Where a line contains the word "activity", copy that line.
## start
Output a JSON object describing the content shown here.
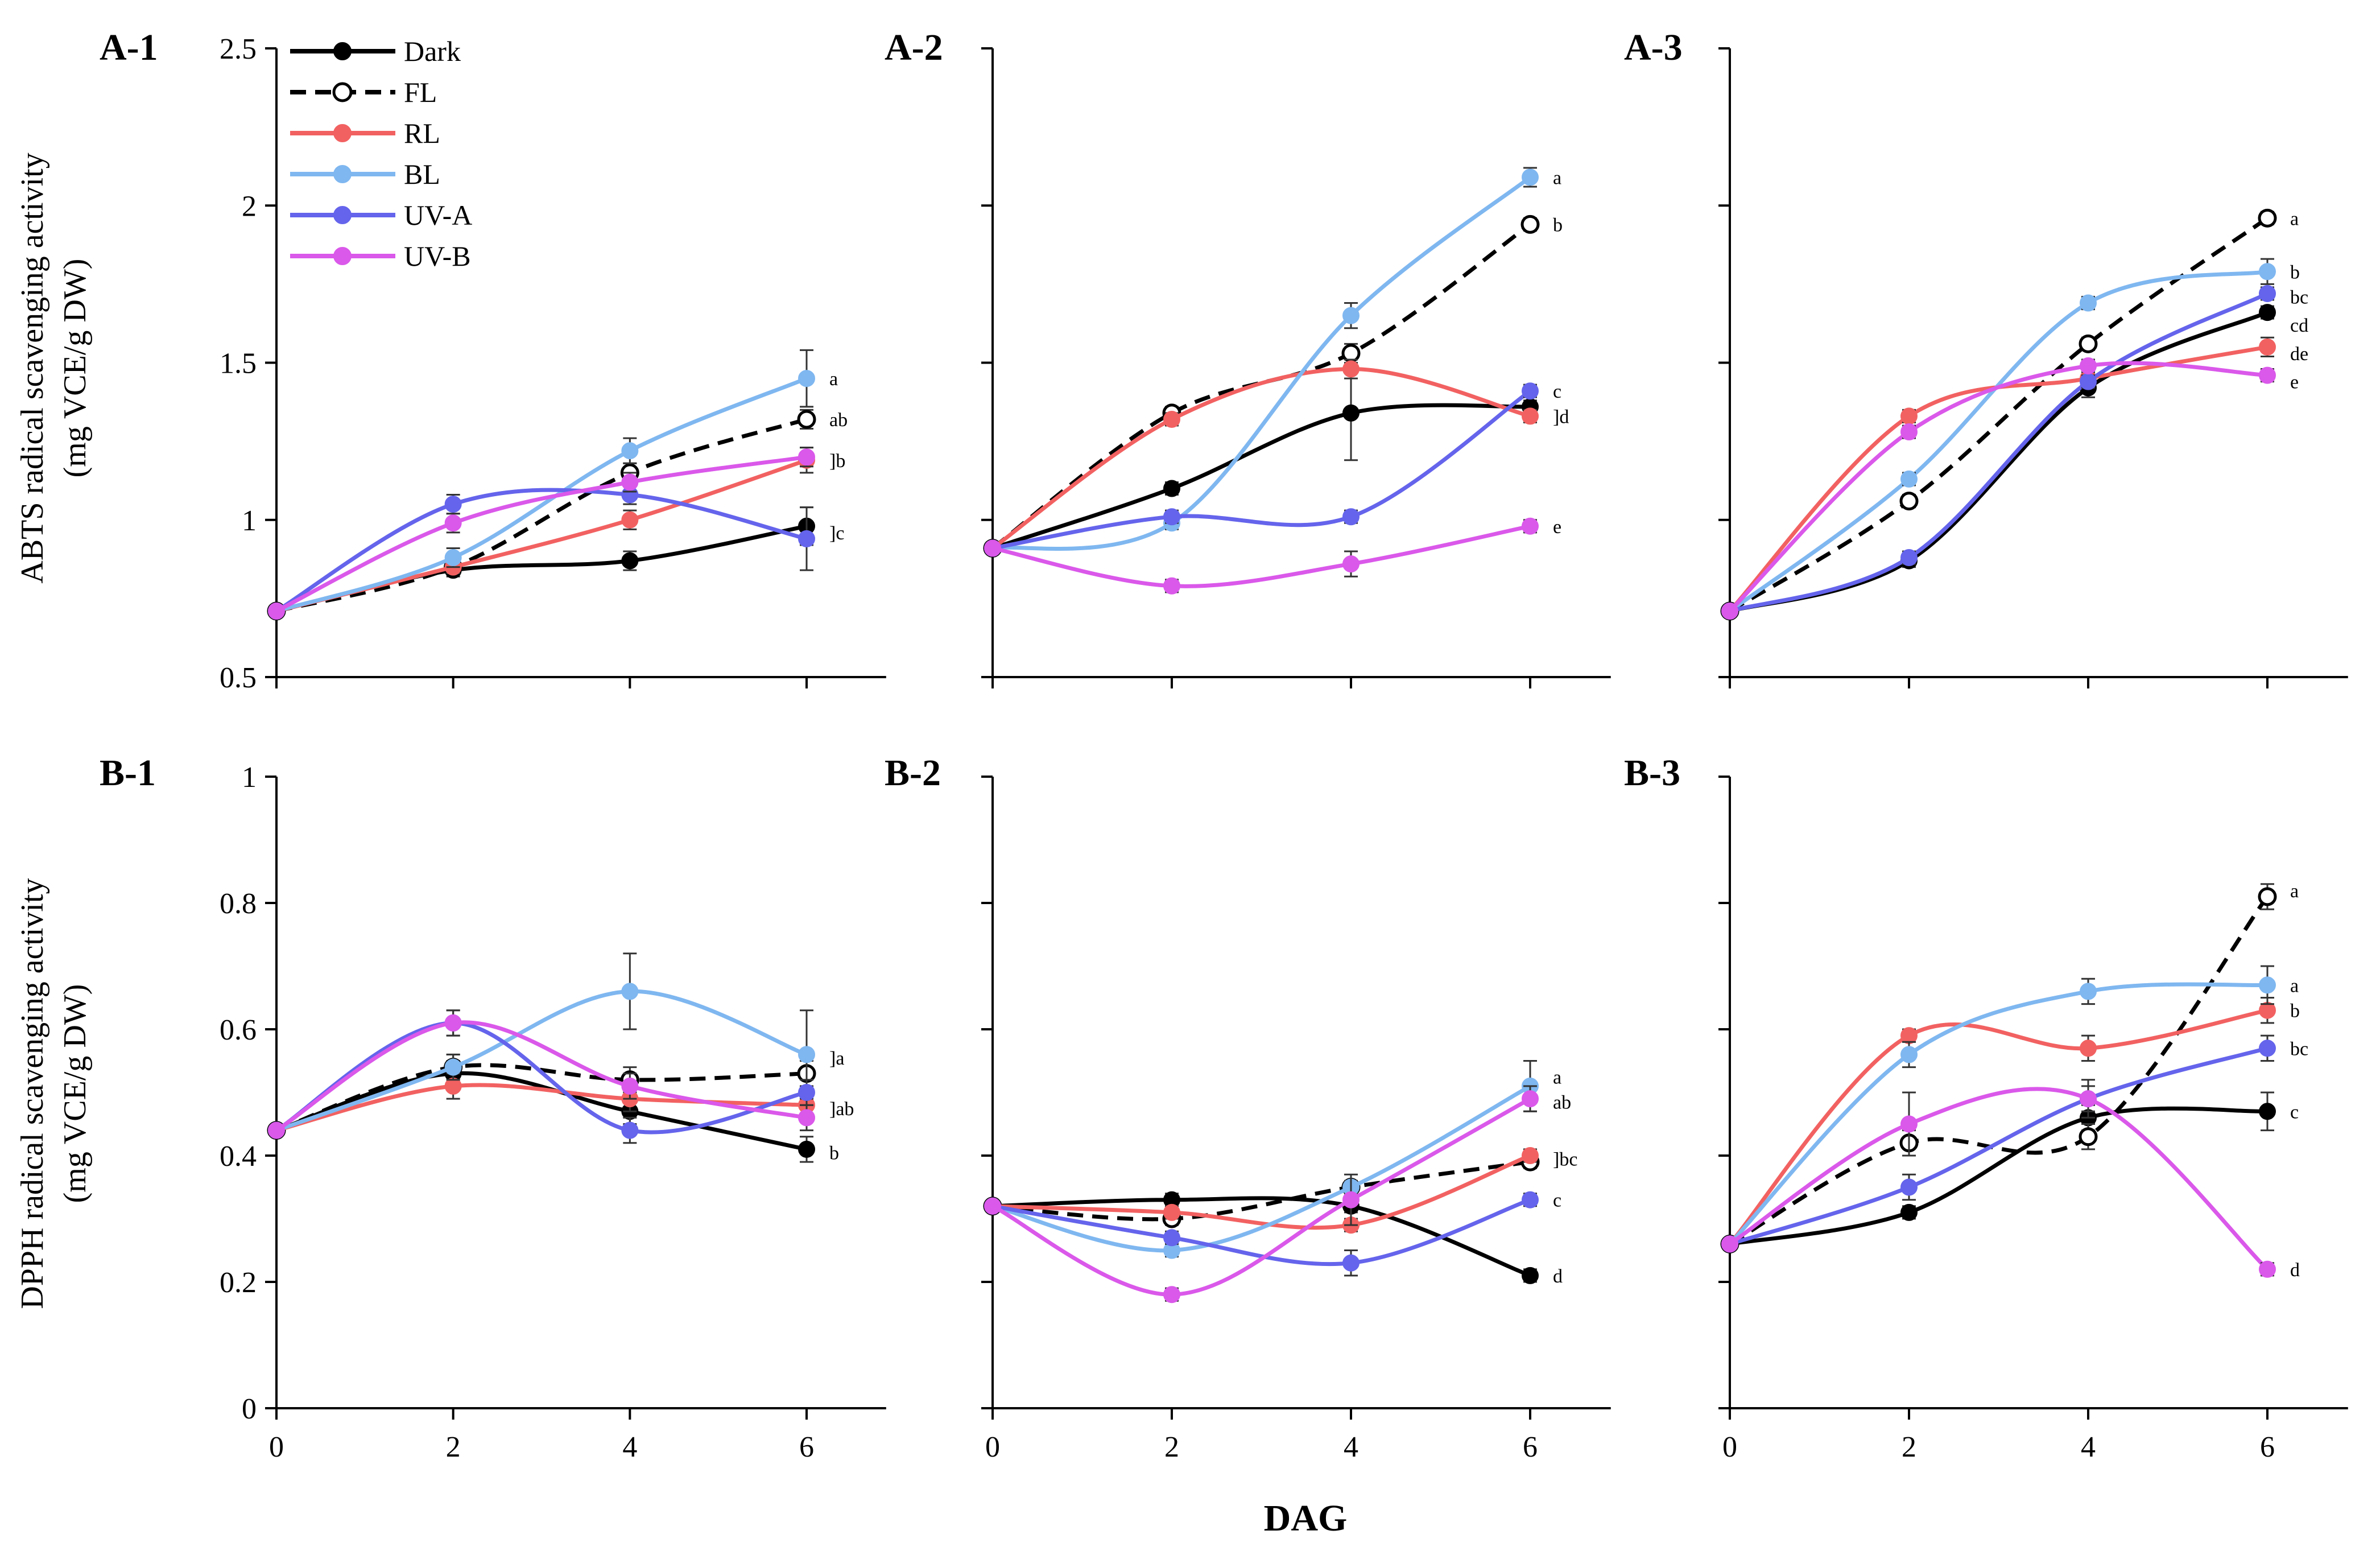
{
  "figure": {
    "xlabel": "DAG",
    "ylabel_top": [
      "ABTS radical scavenging activity",
      "(mg VCE/g DW)"
    ],
    "ylabel_bottom": [
      "DPPH radical scavenging activity",
      "(mg VCE/g DW)"
    ]
  },
  "legend": [
    {
      "name": "Dark",
      "color": "#000000",
      "dash": false,
      "marker": "filled"
    },
    {
      "name": "FL",
      "color": "#000000",
      "dash": true,
      "marker": "open"
    },
    {
      "name": "RL",
      "color": "#f26161",
      "dash": false,
      "marker": "filled"
    },
    {
      "name": "BL",
      "color": "#7fb7f0",
      "dash": false,
      "marker": "filled"
    },
    {
      "name": "UV-A",
      "color": "#6464ec",
      "dash": false,
      "marker": "filled"
    },
    {
      "name": "UV-B",
      "color": "#da58ea",
      "dash": false,
      "marker": "filled"
    }
  ],
  "chart_data": [
    {
      "id": "A-1",
      "type": "line",
      "title": "A-1",
      "x": [
        0,
        2,
        4,
        6
      ],
      "xticks": [
        "0",
        "2",
        "4",
        "6"
      ],
      "xlim": [
        0,
        6.9
      ],
      "ylim": [
        0.5,
        2.5
      ],
      "yticks": [
        "0.5",
        "1",
        "1.5",
        "2",
        "2.5"
      ],
      "series": [
        {
          "name": "Dark",
          "values": [
            0.71,
            0.84,
            0.87,
            0.98
          ],
          "err": [
            0,
            0.02,
            0.03,
            0.06
          ]
        },
        {
          "name": "FL",
          "values": [
            0.71,
            0.85,
            1.15,
            1.32
          ],
          "err": [
            0,
            0.02,
            0.03,
            0.03
          ]
        },
        {
          "name": "RL",
          "values": [
            0.71,
            0.85,
            1.0,
            1.19
          ],
          "err": [
            0,
            0.02,
            0.03,
            0.04
          ]
        },
        {
          "name": "BL",
          "values": [
            0.71,
            0.88,
            1.22,
            1.45
          ],
          "err": [
            0,
            0.03,
            0.04,
            0.09
          ]
        },
        {
          "name": "UV-A",
          "values": [
            0.71,
            1.05,
            1.08,
            0.94
          ],
          "err": [
            0,
            0.03,
            0.03,
            0.1
          ]
        },
        {
          "name": "UV-B",
          "values": [
            0.71,
            0.99,
            1.12,
            1.2
          ],
          "err": [
            0,
            0.03,
            0.03,
            0.03
          ]
        }
      ],
      "annotations": [
        {
          "text": "a",
          "y": 1.45
        },
        {
          "text": "ab",
          "y": 1.32
        },
        {
          "text": "]b",
          "y": 1.19
        },
        {
          "text": "]c",
          "y": 0.96
        }
      ]
    },
    {
      "id": "A-2",
      "type": "line",
      "title": "A-2",
      "x": [
        0,
        2,
        4,
        6
      ],
      "xticks": [
        "0",
        "2",
        "4",
        "6"
      ],
      "xlim": [
        0,
        6.9
      ],
      "ylim": [
        0.5,
        2.5
      ],
      "yticks": [
        "0.5",
        "1",
        "1.5",
        "2",
        "2.5"
      ],
      "series": [
        {
          "name": "Dark",
          "values": [
            0.91,
            1.1,
            1.34,
            1.36
          ],
          "err": [
            0,
            0.02,
            0.15,
            0.02
          ]
        },
        {
          "name": "FL",
          "values": [
            0.91,
            1.34,
            1.53,
            1.94
          ],
          "err": [
            0,
            0.02,
            0.03,
            0.02
          ]
        },
        {
          "name": "RL",
          "values": [
            0.91,
            1.32,
            1.48,
            1.33
          ],
          "err": [
            0,
            0.02,
            0.03,
            0.02
          ]
        },
        {
          "name": "BL",
          "values": [
            0.91,
            0.99,
            1.65,
            2.09
          ],
          "err": [
            0,
            0.02,
            0.04,
            0.03
          ]
        },
        {
          "name": "UV-A",
          "values": [
            0.91,
            1.01,
            1.01,
            1.41
          ],
          "err": [
            0,
            0.02,
            0.02,
            0.02
          ]
        },
        {
          "name": "UV-B",
          "values": [
            0.91,
            0.79,
            0.86,
            0.98
          ],
          "err": [
            0,
            0.02,
            0.04,
            0.02
          ]
        }
      ],
      "annotations": [
        {
          "text": "a",
          "y": 2.09
        },
        {
          "text": "b",
          "y": 1.94
        },
        {
          "text": "c",
          "y": 1.41
        },
        {
          "text": "]d",
          "y": 1.33
        },
        {
          "text": "e",
          "y": 0.98
        }
      ]
    },
    {
      "id": "A-3",
      "type": "line",
      "title": "A-3",
      "x": [
        0,
        2,
        4,
        6
      ],
      "xticks": [
        "0",
        "2",
        "4",
        "6"
      ],
      "xlim": [
        0,
        6.9
      ],
      "ylim": [
        0.5,
        2.5
      ],
      "yticks": [
        "0.5",
        "1",
        "1.5",
        "2",
        "2.5"
      ],
      "series": [
        {
          "name": "Dark",
          "values": [
            0.71,
            0.87,
            1.42,
            1.66
          ],
          "err": [
            0,
            0.02,
            0.03,
            0.02
          ]
        },
        {
          "name": "FL",
          "values": [
            0.71,
            1.06,
            1.56,
            1.96
          ],
          "err": [
            0,
            0.02,
            0.02,
            0.02
          ]
        },
        {
          "name": "RL",
          "values": [
            0.71,
            1.33,
            1.45,
            1.55
          ],
          "err": [
            0,
            0.02,
            0.02,
            0.03
          ]
        },
        {
          "name": "BL",
          "values": [
            0.71,
            1.13,
            1.69,
            1.79
          ],
          "err": [
            0,
            0.02,
            0.02,
            0.04
          ]
        },
        {
          "name": "UV-A",
          "values": [
            0.71,
            0.88,
            1.44,
            1.72
          ],
          "err": [
            0,
            0.02,
            0.02,
            0.02
          ]
        },
        {
          "name": "UV-B",
          "values": [
            0.71,
            1.28,
            1.49,
            1.46
          ],
          "err": [
            0,
            0.02,
            0.02,
            0.02
          ]
        }
      ],
      "annotations": [
        {
          "text": "a",
          "y": 1.96
        },
        {
          "text": "b",
          "y": 1.79
        },
        {
          "text": "bc",
          "y": 1.71
        },
        {
          "text": "cd",
          "y": 1.62
        },
        {
          "text": "de",
          "y": 1.53
        },
        {
          "text": "e",
          "y": 1.44
        }
      ]
    },
    {
      "id": "B-1",
      "type": "line",
      "title": "B-1",
      "x": [
        0,
        2,
        4,
        6
      ],
      "xticks": [
        "0",
        "2",
        "4",
        "6"
      ],
      "xlim": [
        0,
        6.9
      ],
      "ylim": [
        0,
        1
      ],
      "yticks": [
        "0",
        "0.2",
        "0.4",
        "0.6",
        "0.8",
        "1"
      ],
      "series": [
        {
          "name": "Dark",
          "values": [
            0.44,
            0.53,
            0.47,
            0.41
          ],
          "err": [
            0,
            0.02,
            0.02,
            0.02
          ]
        },
        {
          "name": "FL",
          "values": [
            0.44,
            0.54,
            0.52,
            0.53
          ],
          "err": [
            0,
            0.02,
            0.02,
            0.02
          ]
        },
        {
          "name": "RL",
          "values": [
            0.44,
            0.51,
            0.49,
            0.48
          ],
          "err": [
            0,
            0.02,
            0.02,
            0.02
          ]
        },
        {
          "name": "BL",
          "values": [
            0.44,
            0.54,
            0.66,
            0.56
          ],
          "err": [
            0,
            0.02,
            0.06,
            0.07
          ]
        },
        {
          "name": "UV-A",
          "values": [
            0.44,
            0.61,
            0.44,
            0.5
          ],
          "err": [
            0,
            0.02,
            0.02,
            0.02
          ]
        },
        {
          "name": "UV-B",
          "values": [
            0.44,
            0.61,
            0.51,
            0.46
          ],
          "err": [
            0,
            0.02,
            0.02,
            0.02
          ]
        }
      ],
      "annotations": [
        {
          "text": "]a",
          "y": 0.555
        },
        {
          "text": "]ab",
          "y": 0.475
        },
        {
          "text": "b",
          "y": 0.405
        }
      ]
    },
    {
      "id": "B-2",
      "type": "line",
      "title": "B-2",
      "x": [
        0,
        2,
        4,
        6
      ],
      "xticks": [
        "0",
        "2",
        "4",
        "6"
      ],
      "xlim": [
        0,
        6.9
      ],
      "ylim": [
        0,
        1
      ],
      "yticks": [
        "0",
        "0.2",
        "0.4",
        "0.6",
        "0.8",
        "1"
      ],
      "series": [
        {
          "name": "Dark",
          "values": [
            0.32,
            0.33,
            0.32,
            0.21
          ],
          "err": [
            0,
            0.01,
            0.01,
            0.01
          ]
        },
        {
          "name": "FL",
          "values": [
            0.32,
            0.3,
            0.35,
            0.39
          ],
          "err": [
            0,
            0.01,
            0.01,
            0.01
          ]
        },
        {
          "name": "RL",
          "values": [
            0.32,
            0.31,
            0.29,
            0.4
          ],
          "err": [
            0,
            0.01,
            0.01,
            0.01
          ]
        },
        {
          "name": "BL",
          "values": [
            0.32,
            0.25,
            0.35,
            0.51
          ],
          "err": [
            0,
            0.01,
            0.01,
            0.04
          ]
        },
        {
          "name": "UV-A",
          "values": [
            0.32,
            0.27,
            0.23,
            0.33
          ],
          "err": [
            0,
            0.01,
            0.02,
            0.01
          ]
        },
        {
          "name": "UV-B",
          "values": [
            0.32,
            0.18,
            0.33,
            0.49
          ],
          "err": [
            0,
            0.01,
            0.04,
            0.02
          ]
        }
      ],
      "annotations": [
        {
          "text": "a",
          "y": 0.525
        },
        {
          "text": "ab",
          "y": 0.485
        },
        {
          "text": "]bc",
          "y": 0.395
        },
        {
          "text": "c",
          "y": 0.33
        },
        {
          "text": "d",
          "y": 0.21
        }
      ]
    },
    {
      "id": "B-3",
      "type": "line",
      "title": "B-3",
      "x": [
        0,
        2,
        4,
        6
      ],
      "xticks": [
        "0",
        "2",
        "4",
        "6"
      ],
      "xlim": [
        0,
        6.9
      ],
      "ylim": [
        0,
        1
      ],
      "yticks": [
        "0",
        "0.2",
        "0.4",
        "0.6",
        "0.8",
        "1"
      ],
      "series": [
        {
          "name": "Dark",
          "values": [
            0.26,
            0.31,
            0.46,
            0.47
          ],
          "err": [
            0,
            0.01,
            0.02,
            0.03
          ]
        },
        {
          "name": "FL",
          "values": [
            0.26,
            0.42,
            0.43,
            0.81
          ],
          "err": [
            0,
            0.02,
            0.02,
            0.02
          ]
        },
        {
          "name": "RL",
          "values": [
            0.26,
            0.59,
            0.57,
            0.63
          ],
          "err": [
            0,
            0.01,
            0.02,
            0.02
          ]
        },
        {
          "name": "BL",
          "values": [
            0.26,
            0.56,
            0.66,
            0.67
          ],
          "err": [
            0,
            0.02,
            0.02,
            0.03
          ]
        },
        {
          "name": "UV-A",
          "values": [
            0.26,
            0.35,
            0.49,
            0.57
          ],
          "err": [
            0,
            0.02,
            0.02,
            0.02
          ]
        },
        {
          "name": "UV-B",
          "values": [
            0.26,
            0.45,
            0.49,
            0.22
          ],
          "err": [
            0,
            0.05,
            0.03,
            0.01
          ]
        }
      ],
      "annotations": [
        {
          "text": "a",
          "y": 0.82
        },
        {
          "text": "a",
          "y": 0.67
        },
        {
          "text": "b",
          "y": 0.63
        },
        {
          "text": "bc",
          "y": 0.57
        },
        {
          "text": "c",
          "y": 0.47
        },
        {
          "text": "d",
          "y": 0.22
        }
      ]
    }
  ]
}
## end
WRITTEN SOLUTION ▸
      "ABTS radical scavenging activity",
      "DPPH radical scavenging activity",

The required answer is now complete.